## Short problem
Set down exactly the lines running from the line with "Extract the structured" to the end of the listing below, both ends included.

## Listed records
※
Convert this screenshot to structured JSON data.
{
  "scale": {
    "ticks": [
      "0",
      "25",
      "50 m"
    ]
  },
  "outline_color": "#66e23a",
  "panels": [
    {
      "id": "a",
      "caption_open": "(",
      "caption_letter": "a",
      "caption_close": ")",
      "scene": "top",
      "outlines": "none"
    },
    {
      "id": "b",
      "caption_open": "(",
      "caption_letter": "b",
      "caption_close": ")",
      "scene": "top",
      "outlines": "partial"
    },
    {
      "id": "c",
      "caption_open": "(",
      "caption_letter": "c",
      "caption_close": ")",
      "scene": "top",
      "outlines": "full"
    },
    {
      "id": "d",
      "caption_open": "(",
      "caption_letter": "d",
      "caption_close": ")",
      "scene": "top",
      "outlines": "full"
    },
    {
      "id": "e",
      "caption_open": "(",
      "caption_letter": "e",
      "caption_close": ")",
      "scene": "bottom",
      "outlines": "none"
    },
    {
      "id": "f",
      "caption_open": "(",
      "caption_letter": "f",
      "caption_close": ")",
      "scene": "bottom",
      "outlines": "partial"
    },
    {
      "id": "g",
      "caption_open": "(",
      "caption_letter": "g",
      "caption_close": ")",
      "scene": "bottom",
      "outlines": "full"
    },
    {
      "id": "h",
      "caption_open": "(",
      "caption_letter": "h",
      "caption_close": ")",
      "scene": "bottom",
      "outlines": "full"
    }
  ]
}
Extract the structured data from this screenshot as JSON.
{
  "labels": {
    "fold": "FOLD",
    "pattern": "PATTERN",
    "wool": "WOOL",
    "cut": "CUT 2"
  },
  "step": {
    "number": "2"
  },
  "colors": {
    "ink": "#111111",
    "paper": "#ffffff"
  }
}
※
## Response to this task
Extract the structured data from this screenshot as JSON.
{
  "labels": {
    "fold": "FOLD",
    "pattern": "PATTERN",
    "wool": "WOOL",
    "cut": "CUT 2"
  },
  "step": {
    "number": "2"
  },
  "colors": {
    "ink": "#111111",
    "paper": "#ffffff"
  }
}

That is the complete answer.